LISTING:
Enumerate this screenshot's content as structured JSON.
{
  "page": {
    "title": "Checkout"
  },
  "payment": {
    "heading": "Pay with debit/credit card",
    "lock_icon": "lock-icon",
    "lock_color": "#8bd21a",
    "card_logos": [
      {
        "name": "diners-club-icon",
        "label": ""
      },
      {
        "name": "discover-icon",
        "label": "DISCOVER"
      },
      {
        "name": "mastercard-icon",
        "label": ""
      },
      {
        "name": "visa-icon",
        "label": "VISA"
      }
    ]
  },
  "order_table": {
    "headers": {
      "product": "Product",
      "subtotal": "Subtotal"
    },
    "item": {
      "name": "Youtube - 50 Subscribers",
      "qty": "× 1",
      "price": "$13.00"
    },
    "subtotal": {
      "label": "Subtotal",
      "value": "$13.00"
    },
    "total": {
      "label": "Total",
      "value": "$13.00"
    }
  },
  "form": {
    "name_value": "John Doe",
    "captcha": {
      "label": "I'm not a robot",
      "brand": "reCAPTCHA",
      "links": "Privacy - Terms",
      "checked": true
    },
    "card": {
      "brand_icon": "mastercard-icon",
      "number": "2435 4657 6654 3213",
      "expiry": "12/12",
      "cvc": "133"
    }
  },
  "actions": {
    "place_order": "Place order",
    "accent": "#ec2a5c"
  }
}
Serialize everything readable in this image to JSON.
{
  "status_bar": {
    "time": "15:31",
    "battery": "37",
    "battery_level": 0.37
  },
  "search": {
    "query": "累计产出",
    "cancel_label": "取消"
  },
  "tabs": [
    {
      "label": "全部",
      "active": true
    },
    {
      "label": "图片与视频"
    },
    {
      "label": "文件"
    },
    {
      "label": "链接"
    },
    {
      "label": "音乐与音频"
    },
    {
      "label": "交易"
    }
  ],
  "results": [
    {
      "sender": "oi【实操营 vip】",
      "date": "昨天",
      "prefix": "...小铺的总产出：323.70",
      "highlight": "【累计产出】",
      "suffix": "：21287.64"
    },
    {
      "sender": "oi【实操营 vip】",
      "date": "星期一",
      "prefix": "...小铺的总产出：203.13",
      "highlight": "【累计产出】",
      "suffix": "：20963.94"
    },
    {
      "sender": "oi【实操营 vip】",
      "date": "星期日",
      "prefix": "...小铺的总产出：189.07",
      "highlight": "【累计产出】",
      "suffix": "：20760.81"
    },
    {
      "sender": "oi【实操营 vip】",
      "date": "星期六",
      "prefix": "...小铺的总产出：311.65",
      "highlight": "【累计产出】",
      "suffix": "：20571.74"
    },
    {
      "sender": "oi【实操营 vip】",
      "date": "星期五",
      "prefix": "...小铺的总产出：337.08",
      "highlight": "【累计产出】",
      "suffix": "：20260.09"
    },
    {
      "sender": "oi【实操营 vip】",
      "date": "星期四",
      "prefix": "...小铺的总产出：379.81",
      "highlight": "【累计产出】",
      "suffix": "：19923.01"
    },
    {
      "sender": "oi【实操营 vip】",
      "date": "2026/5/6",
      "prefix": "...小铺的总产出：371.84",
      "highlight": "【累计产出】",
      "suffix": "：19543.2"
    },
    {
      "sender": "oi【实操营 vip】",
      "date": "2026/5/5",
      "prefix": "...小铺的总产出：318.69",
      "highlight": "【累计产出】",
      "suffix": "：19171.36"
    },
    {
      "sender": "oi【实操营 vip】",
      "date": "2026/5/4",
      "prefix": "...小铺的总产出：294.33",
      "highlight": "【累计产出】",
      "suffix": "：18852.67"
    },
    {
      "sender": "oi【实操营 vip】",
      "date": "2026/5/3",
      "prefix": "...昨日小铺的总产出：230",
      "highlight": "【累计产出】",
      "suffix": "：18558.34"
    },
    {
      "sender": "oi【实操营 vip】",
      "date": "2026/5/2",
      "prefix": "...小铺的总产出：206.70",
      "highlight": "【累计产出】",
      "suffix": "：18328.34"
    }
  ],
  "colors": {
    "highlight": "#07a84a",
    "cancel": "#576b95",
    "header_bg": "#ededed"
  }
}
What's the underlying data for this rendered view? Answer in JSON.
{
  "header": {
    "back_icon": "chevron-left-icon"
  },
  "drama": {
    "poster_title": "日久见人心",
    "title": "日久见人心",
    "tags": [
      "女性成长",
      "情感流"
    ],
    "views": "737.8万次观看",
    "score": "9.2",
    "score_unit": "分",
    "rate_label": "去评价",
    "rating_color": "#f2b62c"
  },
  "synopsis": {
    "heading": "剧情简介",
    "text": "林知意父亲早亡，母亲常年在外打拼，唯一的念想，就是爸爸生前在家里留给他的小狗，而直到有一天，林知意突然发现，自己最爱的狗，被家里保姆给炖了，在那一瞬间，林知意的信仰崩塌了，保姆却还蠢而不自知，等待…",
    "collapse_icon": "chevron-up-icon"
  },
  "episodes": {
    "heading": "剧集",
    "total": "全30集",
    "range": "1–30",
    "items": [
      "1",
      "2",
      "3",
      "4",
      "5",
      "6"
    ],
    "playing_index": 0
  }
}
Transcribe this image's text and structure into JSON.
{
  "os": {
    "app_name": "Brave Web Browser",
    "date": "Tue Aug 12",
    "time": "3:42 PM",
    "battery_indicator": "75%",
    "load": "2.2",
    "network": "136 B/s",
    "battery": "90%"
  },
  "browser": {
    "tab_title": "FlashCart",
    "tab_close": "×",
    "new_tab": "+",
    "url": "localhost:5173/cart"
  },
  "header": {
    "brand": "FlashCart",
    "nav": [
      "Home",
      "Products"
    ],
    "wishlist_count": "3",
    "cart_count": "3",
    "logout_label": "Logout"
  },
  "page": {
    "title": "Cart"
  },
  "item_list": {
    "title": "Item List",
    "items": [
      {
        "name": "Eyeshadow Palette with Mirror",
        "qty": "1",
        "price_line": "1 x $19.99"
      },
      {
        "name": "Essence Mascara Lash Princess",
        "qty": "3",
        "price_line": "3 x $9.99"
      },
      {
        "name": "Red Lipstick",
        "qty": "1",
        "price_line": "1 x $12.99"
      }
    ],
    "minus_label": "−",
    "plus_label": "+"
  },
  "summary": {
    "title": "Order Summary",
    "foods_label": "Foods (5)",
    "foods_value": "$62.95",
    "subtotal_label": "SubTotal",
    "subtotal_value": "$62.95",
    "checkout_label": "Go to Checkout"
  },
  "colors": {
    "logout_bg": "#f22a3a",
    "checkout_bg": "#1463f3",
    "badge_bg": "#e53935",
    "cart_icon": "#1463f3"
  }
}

WORK TO DO: Give the data again, exactly as it stands.

FINISHED EXERCISE:
Enumerate this screenshot's content as structured JSON.
{
  "page": {
    "title": "Checkout"
  },
  "payment": {
    "heading": "Pay with debit/credit card",
    "lock_icon": "lock-icon",
    "lock_color": "#8bd21a",
    "card_logos": [
      {
        "name": "diners-club-icon",
        "label": ""
      },
      {
        "name": "discover-icon",
        "label": "DISCOVER"
      },
      {
        "name": "mastercard-icon",
        "label": ""
      },
      {
        "name": "visa-icon",
        "label": "VISA"
      }
    ]
  },
  "order_table": {
    "headers": {
      "product": "Product",
      "subtotal": "Subtotal"
    },
    "item": {
      "name": "Youtube - 50 Subscribers",
      "qty": "× 1",
      "price": "$13.00"
    },
    "subtotal": {
      "label": "Subtotal",
      "value": "$13.00"
    },
    "total": {
      "label": "Total",
      "value": "$13.00"
    }
  },
  "form": {
    "name_value": "John Doe",
    "captcha": {
      "label": "I'm not a robot",
      "brand": "reCAPTCHA",
      "links": "Privacy - Terms",
      "checked": true
    },
    "card": {
      "brand_icon": "mastercard-icon",
      "number": "2435 4657 6654 3213",
      "expiry": "12/12",
      "cvc": "133"
    }
  },
  "actions": {
    "place_order": "Place order",
    "accent": "#ec2a5c"
  }
}
Serialize everything readable in this image to JSON.
{
  "status_bar": {
    "time": "15:31",
    "battery": "37",
    "battery_level": 0.37
  },
  "search": {
    "query": "累计产出",
    "cancel_label": "取消"
  },
  "tabs": [
    {
      "label": "全部",
      "active": true
    },
    {
      "label": "图片与视频"
    },
    {
      "label": "文件"
    },
    {
      "label": "链接"
    },
    {
      "label": "音乐与音频"
    },
    {
      "label": "交易"
    }
  ],
  "results": [
    {
      "sender": "oi【实操营 vip】",
      "date": "昨天",
      "prefix": "...小铺的总产出：323.70",
      "highlight": "【累计产出】",
      "suffix": "：21287.64"
    },
    {
      "sender": "oi【实操营 vip】",
      "date": "星期一",
      "prefix": "...小铺的总产出：203.13",
      "highlight": "【累计产出】",
      "suffix": "：20963.94"
    },
    {
      "sender": "oi【实操营 vip】",
      "date": "星期日",
      "prefix": "...小铺的总产出：189.07",
      "highlight": "【累计产出】",
      "suffix": "：20760.81"
    },
    {
      "sender": "oi【实操营 vip】",
      "date": "星期六",
      "prefix": "...小铺的总产出：311.65",
      "highlight": "【累计产出】",
      "suffix": "：20571.74"
    },
    {
      "sender": "oi【实操营 vip】",
      "date": "星期五",
      "prefix": "...小铺的总产出：337.08",
      "highlight": "【累计产出】",
      "suffix": "：20260.09"
    },
    {
      "sender": "oi【实操营 vip】",
      "date": "星期四",
      "prefix": "...小铺的总产出：379.81",
      "highlight": "【累计产出】",
      "suffix": "：19923.01"
    },
    {
      "sender": "oi【实操营 vip】",
      "date": "2026/5/6",
      "prefix": "...小铺的总产出：371.84",
      "highlight": "【累计产出】",
      "suffix": "：19543.2"
    },
    {
      "sender": "oi【实操营 vip】",
      "date": "2026/5/5",
      "prefix": "...小铺的总产出：318.69",
      "highlight": "【累计产出】",
      "suffix": "：19171.36"
    },
    {
      "sender": "oi【实操营 vip】",
      "date": "2026/5/4",
      "prefix": "...小铺的总产出：294.33",
      "highlight": "【累计产出】",
      "suffix": "：18852.67"
    },
    {
      "sender": "oi【实操营 vip】",
      "date": "2026/5/3",
      "prefix": "...昨日小铺的总产出：230",
      "highlight": "【累计产出】",
      "suffix": "：18558.34"
    },
    {
      "sender": "oi【实操营 vip】",
      "date": "2026/5/2",
      "prefix": "...小铺的总产出：206.70",
      "highlight": "【累计产出】",
      "suffix": "：18328.34"
    }
  ],
  "colors": {
    "highlight": "#07a84a",
    "cancel": "#576b95",
    "header_bg": "#ededed"
  }
}
What's the underlying data for this rendered view? Answer in JSON.
{
  "header": {
    "back_icon": "chevron-left-icon"
  },
  "drama": {
    "poster_title": "日久见人心",
    "title": "日久见人心",
    "tags": [
      "女性成长",
      "情感流"
    ],
    "views": "737.8万次观看",
    "score": "9.2",
    "score_unit": "分",
    "rate_label": "去评价",
    "rating_color": "#f2b62c"
  },
  "synopsis": {
    "heading": "剧情简介",
    "text": "林知意父亲早亡，母亲常年在外打拼，唯一的念想，就是爸爸生前在家里留给他的小狗，而直到有一天，林知意突然发现，自己最爱的狗，被家里保姆给炖了，在那一瞬间，林知意的信仰崩塌了，保姆却还蠢而不自知，等待…",
    "collapse_icon": "chevron-up-icon"
  },
  "episodes": {
    "heading": "剧集",
    "total": "全30集",
    "range": "1–30",
    "items": [
      "1",
      "2",
      "3",
      "4",
      "5",
      "6"
    ],
    "playing_index": 0
  }
}
Transcribe this image's text and structure into JSON.
{
  "os": {
    "app_name": "Brave Web Browser",
    "date": "Tue Aug 12",
    "time": "3:42 PM",
    "battery_indicator": "75%",
    "load": "2.2",
    "network": "136 B/s",
    "battery": "90%"
  },
  "browser": {
    "tab_title": "FlashCart",
    "tab_close": "×",
    "new_tab": "+",
    "url": "localhost:5173/cart"
  },
  "header": {
    "brand": "FlashCart",
    "nav": [
      "Home",
      "Products"
    ],
    "wishlist_count": "3",
    "cart_count": "3",
    "logout_label": "Logout"
  },
  "page": {
    "title": "Cart"
  },
  "item_list": {
    "title": "Item List",
    "items": [
      {
        "name": "Eyeshadow Palette with Mirror",
        "qty": "1",
        "price_line": "1 x $19.99"
      },
      {
        "name": "Essence Mascara Lash Princess",
        "qty": "3",
        "price_line": "3 x $9.99"
      },
      {
        "name": "Red Lipstick",
        "qty": "1",
        "price_line": "1 x $12.99"
      }
    ],
    "minus_label": "−",
    "plus_label": "+"
  },
  "summary": {
    "title": "Order Summary",
    "foods_label": "Foods (5)",
    "foods_value": "$62.95",
    "subtotal_label": "SubTotal",
    "subtotal_value": "$62.95",
    "checkout_label": "Go to Checkout"
  },
  "colors": {
    "logout_bg": "#f22a3a",
    "checkout_bg": "#1463f3",
    "badge_bg": "#e53935",
    "cart_icon": "#1463f3"
  }
}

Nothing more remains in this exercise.